What you are asked to do:
Return all of the entries exactly as written.

Data excerpts:

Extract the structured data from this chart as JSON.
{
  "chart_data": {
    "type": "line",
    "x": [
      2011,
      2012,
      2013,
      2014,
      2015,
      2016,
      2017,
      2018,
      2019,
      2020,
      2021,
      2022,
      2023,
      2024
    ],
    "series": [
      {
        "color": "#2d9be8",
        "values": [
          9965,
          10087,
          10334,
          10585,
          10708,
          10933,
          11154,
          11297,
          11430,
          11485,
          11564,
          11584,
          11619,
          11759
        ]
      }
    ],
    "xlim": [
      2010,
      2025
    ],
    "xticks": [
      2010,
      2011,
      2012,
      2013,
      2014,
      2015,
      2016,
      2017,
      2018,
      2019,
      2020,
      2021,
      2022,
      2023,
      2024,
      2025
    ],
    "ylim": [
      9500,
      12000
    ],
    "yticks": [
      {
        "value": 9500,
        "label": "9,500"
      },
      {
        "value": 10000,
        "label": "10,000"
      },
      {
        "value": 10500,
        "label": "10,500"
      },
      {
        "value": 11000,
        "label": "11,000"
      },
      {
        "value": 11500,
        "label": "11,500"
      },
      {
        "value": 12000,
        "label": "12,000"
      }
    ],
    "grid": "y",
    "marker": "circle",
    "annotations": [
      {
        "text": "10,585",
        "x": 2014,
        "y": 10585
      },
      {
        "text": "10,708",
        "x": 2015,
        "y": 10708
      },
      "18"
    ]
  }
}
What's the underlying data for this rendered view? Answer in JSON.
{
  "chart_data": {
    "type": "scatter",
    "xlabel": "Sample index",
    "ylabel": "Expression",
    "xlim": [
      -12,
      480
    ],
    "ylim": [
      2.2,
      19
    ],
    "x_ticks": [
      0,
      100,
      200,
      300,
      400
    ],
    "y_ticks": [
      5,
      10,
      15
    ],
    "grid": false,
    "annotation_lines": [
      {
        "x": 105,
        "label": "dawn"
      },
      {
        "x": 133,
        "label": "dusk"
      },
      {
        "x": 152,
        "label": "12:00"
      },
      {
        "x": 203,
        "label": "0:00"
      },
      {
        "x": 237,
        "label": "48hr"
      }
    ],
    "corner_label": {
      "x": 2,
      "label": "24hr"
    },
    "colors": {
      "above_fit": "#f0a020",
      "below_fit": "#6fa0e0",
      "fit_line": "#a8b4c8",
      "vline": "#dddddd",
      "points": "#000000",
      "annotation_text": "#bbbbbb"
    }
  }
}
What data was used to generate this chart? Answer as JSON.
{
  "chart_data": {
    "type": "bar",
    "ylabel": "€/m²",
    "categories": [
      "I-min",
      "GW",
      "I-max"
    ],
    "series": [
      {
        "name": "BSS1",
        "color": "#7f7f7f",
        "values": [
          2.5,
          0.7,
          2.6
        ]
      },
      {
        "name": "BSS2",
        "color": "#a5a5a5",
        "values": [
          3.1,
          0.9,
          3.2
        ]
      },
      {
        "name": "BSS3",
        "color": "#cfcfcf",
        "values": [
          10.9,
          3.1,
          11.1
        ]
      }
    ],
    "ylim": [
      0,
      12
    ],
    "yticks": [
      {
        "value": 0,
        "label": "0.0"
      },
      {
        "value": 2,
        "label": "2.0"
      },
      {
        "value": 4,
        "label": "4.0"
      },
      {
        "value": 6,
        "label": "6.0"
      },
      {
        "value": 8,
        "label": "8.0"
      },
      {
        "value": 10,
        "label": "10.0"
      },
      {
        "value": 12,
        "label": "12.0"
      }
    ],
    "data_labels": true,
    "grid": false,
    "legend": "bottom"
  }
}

Complete response:
Extract the structured data from this chart as JSON.
{
  "chart_data": {
    "type": "line",
    "x": [
      2011,
      2012,
      2013,
      2014,
      2015,
      2016,
      2017,
      2018,
      2019,
      2020,
      2021,
      2022,
      2023,
      2024
    ],
    "series": [
      {
        "color": "#2d9be8",
        "values": [
          9965,
          10087,
          10334,
          10585,
          10708,
          10933,
          11154,
          11297,
          11430,
          11485,
          11564,
          11584,
          11619,
          11759
        ]
      }
    ],
    "xlim": [
      2010,
      2025
    ],
    "xticks": [
      2010,
      2011,
      2012,
      2013,
      2014,
      2015,
      2016,
      2017,
      2018,
      2019,
      2020,
      2021,
      2022,
      2023,
      2024,
      2025
    ],
    "ylim": [
      9500,
      12000
    ],
    "yticks": [
      {
        "value": 9500,
        "label": "9,500"
      },
      {
        "value": 10000,
        "label": "10,000"
      },
      {
        "value": 10500,
        "label": "10,500"
      },
      {
        "value": 11000,
        "label": "11,000"
      },
      {
        "value": 11500,
        "label": "11,500"
      },
      {
        "value": 12000,
        "label": "12,000"
      }
    ],
    "grid": "y",
    "marker": "circle",
    "annotations": [
      {
        "text": "10,585",
        "x": 2014,
        "y": 10585
      },
      {
        "text": "10,708",
        "x": 2015,
        "y": 10708
      },
      "18"
    ]
  }
}
What's the underlying data for this rendered view? Answer in JSON.
{
  "chart_data": {
    "type": "scatter",
    "xlabel": "Sample index",
    "ylabel": "Expression",
    "xlim": [
      -12,
      480
    ],
    "ylim": [
      2.2,
      19
    ],
    "x_ticks": [
      0,
      100,
      200,
      300,
      400
    ],
    "y_ticks": [
      5,
      10,
      15
    ],
    "grid": false,
    "annotation_lines": [
      {
        "x": 105,
        "label": "dawn"
      },
      {
        "x": 133,
        "label": "dusk"
      },
      {
        "x": 152,
        "label": "12:00"
      },
      {
        "x": 203,
        "label": "0:00"
      },
      {
        "x": 237,
        "label": "48hr"
      }
    ],
    "corner_label": {
      "x": 2,
      "label": "24hr"
    },
    "colors": {
      "above_fit": "#f0a020",
      "below_fit": "#6fa0e0",
      "fit_line": "#a8b4c8",
      "vline": "#dddddd",
      "points": "#000000",
      "annotation_text": "#bbbbbb"
    }
  }
}
What data was used to generate this chart? Answer as JSON.
{
  "chart_data": {
    "type": "bar",
    "ylabel": "€/m²",
    "categories": [
      "I-min",
      "GW",
      "I-max"
    ],
    "series": [
      {
        "name": "BSS1",
        "color": "#7f7f7f",
        "values": [
          2.5,
          0.7,
          2.6
        ]
      },
      {
        "name": "BSS2",
        "color": "#a5a5a5",
        "values": [
          3.1,
          0.9,
          3.2
        ]
      },
      {
        "name": "BSS3",
        "color": "#cfcfcf",
        "values": [
          10.9,
          3.1,
          11.1
        ]
      }
    ],
    "ylim": [
      0,
      12
    ],
    "yticks": [
      {
        "value": 0,
        "label": "0.0"
      },
      {
        "value": 2,
        "label": "2.0"
      },
      {
        "value": 4,
        "label": "4.0"
      },
      {
        "value": 6,
        "label": "6.0"
      },
      {
        "value": 8,
        "label": "8.0"
      },
      {
        "value": 10,
        "label": "10.0"
      },
      {
        "value": 12,
        "label": "12.0"
      }
    ],
    "data_labels": true,
    "grid": false,
    "legend": "bottom"
  }
}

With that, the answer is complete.